> **Problem**
Determine which lines of the records include the word "life", and copy them.

A run of records
..........

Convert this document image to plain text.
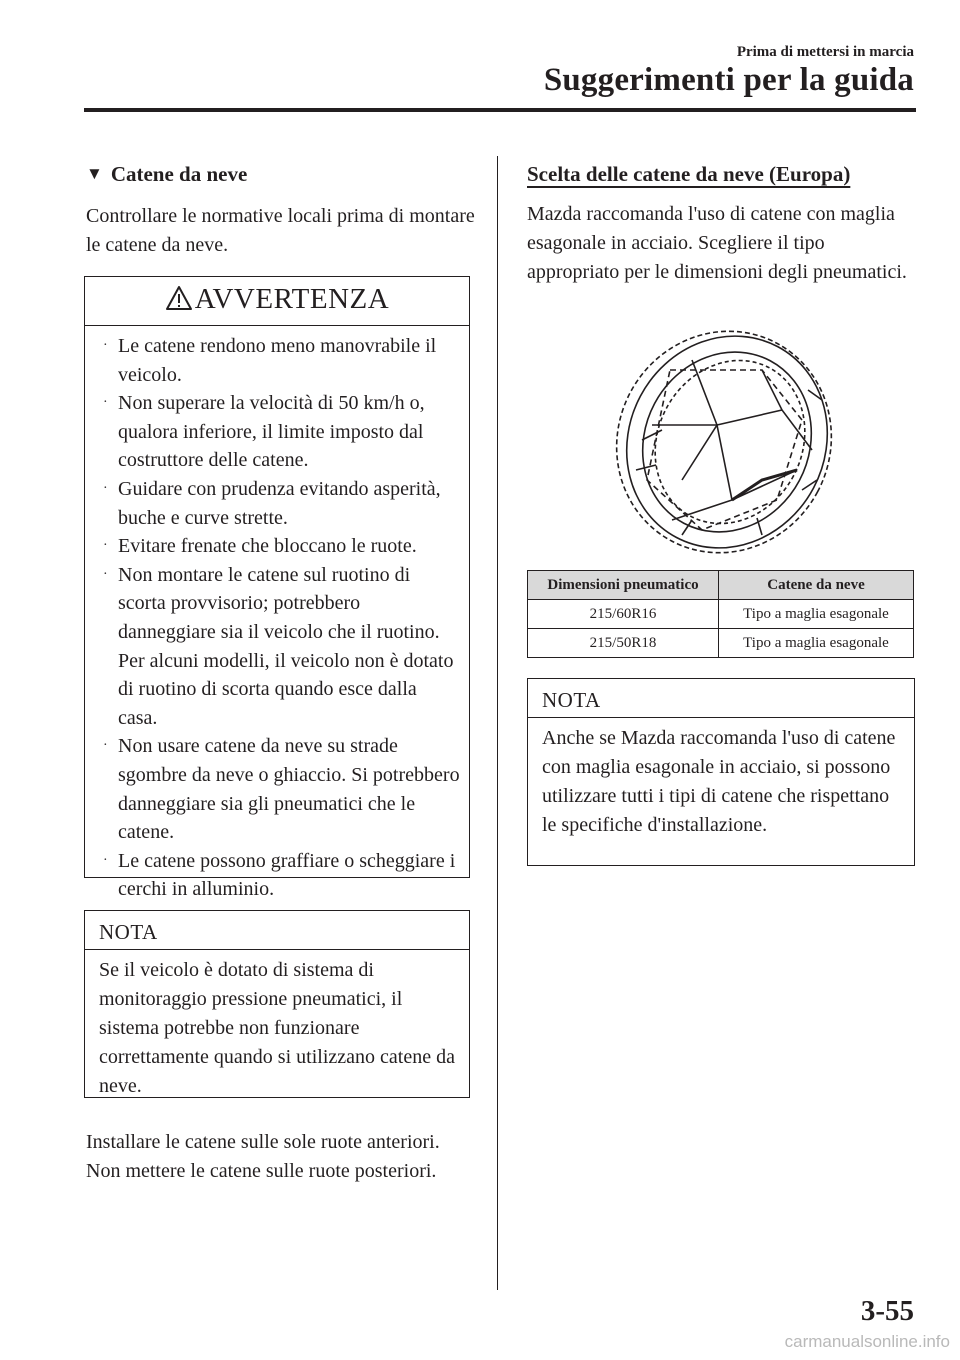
Prima di mettersi in marcia
Suggerimenti per la guida
▼ Catene da neve
Controllare le normative locali prima di montare le catene da neve.
AVVERTENZA
· Le catene rendono meno manovrabile il veicolo.
· Non superare la velocità di 50 km/h o, qualora inferiore, il limite imposto dal costruttore delle catene.
· Guidare con prudenza evitando asperità, buche e curve strette.
· Evitare frenate che bloccano le ruote.
· Non montare le catene sul ruotino di scorta provvisorio; potrebbero danneggiare sia il veicolo che il ruotino. Per alcuni modelli, il veicolo non è dotato di ruotino di scorta quando esce dalla casa.
· Non usare catene da neve su strade sgombre da neve o ghiaccio. Si potrebbero danneggiare sia gli pneumatici che le catene.
· Le catene possono graffiare o scheggiare i cerchi in alluminio.
NOTA
Se il veicolo è dotato di sistema di monitoraggio pressione pneumatici, il sistema potrebbe non funzionare correttamente quando si utilizzano catene da neve.
Installare le catene sulle sole ruote anteriori.
Non mettere le catene sulle ruote posteriori.
Scelta delle catene da neve (Europa)
Mazda raccomanda l'uso di catene con maglia esagonale in acciaio. Scegliere il tipo appropriato per le dimensioni degli pneumatici.
Dimensioni pneumatico	Catene da neve
215/60R16	Tipo a maglia esagonale
215/50R18	Tipo a maglia esagonale
NOTA
Anche se Mazda raccomanda l'uso di catene con maglia esagonale in acciaio, si possono utilizzare tutti i tipi di catene che rispettano le specifiche d'installazione.
3-55
carmanualsonline.info
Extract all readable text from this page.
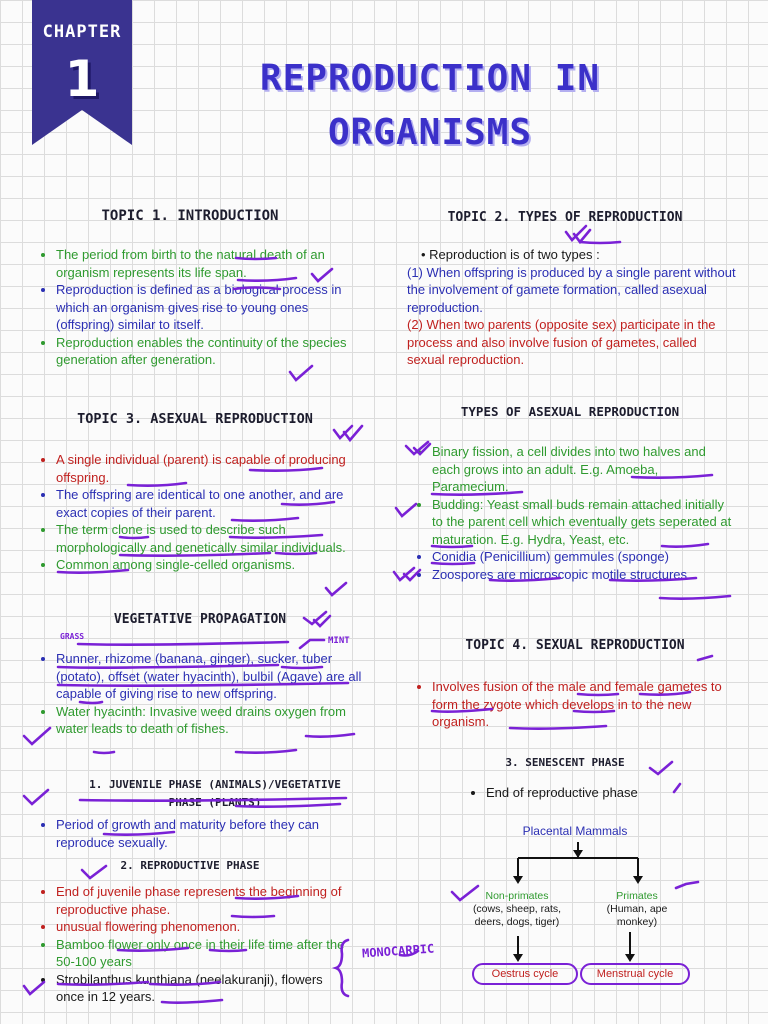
CHAPTER
1	REPRODUCTION IN
ORGANISMS
TOPIC 1. INTRODUCTION
• The period from birth to the natural death of an organism represents its life span.
• Reproduction is defined as a biological process in which an organism gives rise to young ones (offspring) similar to itself.
• Reproduction enables the continuity of the species generation after generation.
TOPIC 2. TYPES OF REPRODUCTION
• Reproduction is of two types :
(1) When offspring is produced by a single parent without the involvement of gamete formation, called asexual reproduction.
(2) When two parents (opposite sex) participate in the process and also involve fusion of gametes, called sexual reproduction.
TOPIC 3. ASEXUAL REPRODUCTION
• A single individual (parent) is capable of producing offspring.
• The offspring are identical to one another, and are exact copies of their parent.
• The term clone is used to describe such morphologically and genetically similar individuals.
• Common among single-celled organisms.
TYPES OF ASEXUAL REPRODUCTION
• Binary fission, a cell divides into two halves and each grows into an adult. E.g. Amoeba, Paramecium.
• Budding: Yeast small buds remain attached initially to the parent cell which eventually gets seperated at maturation. E.g. Hydra, Yeast, etc.
• Conidia (Penicillium) gemmules (sponge)
• Zoospores are microscopic motile structures
VEGETATIVE PROPAGATION
GRASS	MINT
• Runner, rhizome (banana, ginger), sucker, tuber (potato), offset (water hyacinth), bulbil (Agave) are all capable of giving rise to new offspring.
• Water hyacinth: Invasive weed drains oxygen from water leads to death of fishes.
TOPIC 4. SEXUAL REPRODUCTION
• Involves fusion of the male and female gametes to form the zygote which develops in to the new organism.
1. JUVENILE PHASE (ANIMALS)/VEGETATIVE PHASE (PLANTS)
• Period of growth and maturity before they can reproduce sexually.
2. REPRODUCTIVE PHASE
• End of juvenile phase represents the beginning of reproductive phase.
• unusual flowering phenomenon.
• Bamboo flower only once in their life time after the 50-100 years
• Strobilanthus kunthiana (neelakuranji), flowers once in 12 years.
MONOCARPIC
3. SENESCENT PHASE
• End of reproductive phase
Placental Mammals
Non-primates
(cows, sheep, rats, deers, dogs, tiger)
Primates
(Human, ape monkey)
Oestrus cycle	Menstrual cycle
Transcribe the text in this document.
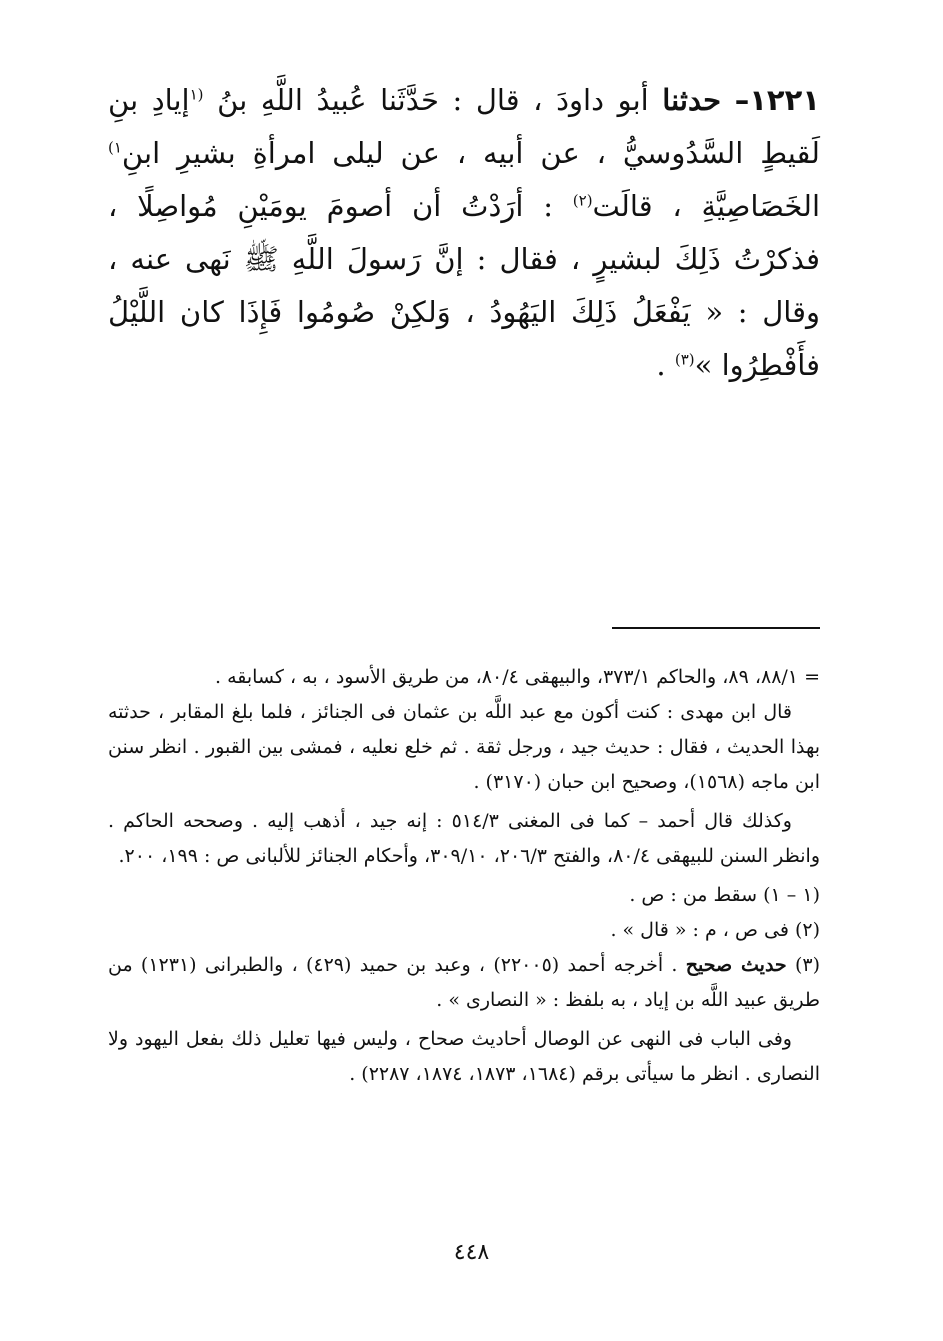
١٢٢١– حدثنا أبو داودَ ، قال : حَدَّثَنا عُبيدُ اللَّهِ بنُ $^{(١}$إيادِ بنِ لَقيطٍ السَّدُوسيُّ ، عن أبيه ، عن ليلى امرأةِ بشيرِ ابنِ$^{١)}$ الخَصَاصِيَّةِ ، قالَت$^{(٢)}$ : أرَدْتُ أن أصومَ يومَيْنِ مُواصِلًا ، فذكرْتُ ذَلِكَ لبشيرٍ ، فقال : إنَّ رَسولَ اللَّهِ ﷺ نَهى عنه ، وقال : « يَفْعَلُ ذَلِكَ اليَهُودُ ، وَلكِنْ صُومُوا فَإِذَا كان اللَّيْلُ فأَفْطِرُوا »$^{(٣)}$ .

= ٨٨/١، ٨٩، والحاكم ٣٧٣/١، والبيهقى ٨٠/٤، من طريق الأسود ، به ، كسابقه .

قال ابن مهدى : كنت أكون مع عبد اللَّه بن عثمان فى الجنائز ، فلما بلغ المقابر ، حدثته بهذا الحديث ، فقال : حديث جيد ، ورجل ثقة . ثم خلع نعليه ، فمشى بين القبور . انظر سنن ابن ماجه (١٥٦٨)، وصحيح ابن حبان (٣١٧٠) .

وكذلك قال أحمد – كما فى المغنى ٥١٤/٣ : إنه جيد ، أذهب إليه . وصححه الحاكم . وانظر السنن للبيهقى ٨٠/٤، والفتح ٢٠٦/٣، ٣٠٩/١٠، وأحكام الجنائز للألبانى ص : ١٩٩، ٢٠٠.

(١ – ١) سقط من : ص .

(٢) فى ص ، م : « قال » .

(٣) حديث صحيح . أخرجه أحمد (٢٢٠٠٥) ، وعبد بن حميد (٤٢٩) ، والطبرانى (١٢٣١) من طريق عبيد اللَّه بن إياد ، به بلفظ : « النصارى » .

وفى الباب فى النهى عن الوصال أحاديث صحاح ، وليس فيها تعليل ذلك بفعل اليهود ولا النصارى . انظر ما سيأتى برقم (١٦٨٤، ١٨٧٣، ١٨٧٤، ٢٢٨٧) .

٤٤٨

..........

> **Reply to the exercise**
• The period from birth to the natural death of an organism represents its life span.
• Bamboo flower only once in their life time after the 50-100 years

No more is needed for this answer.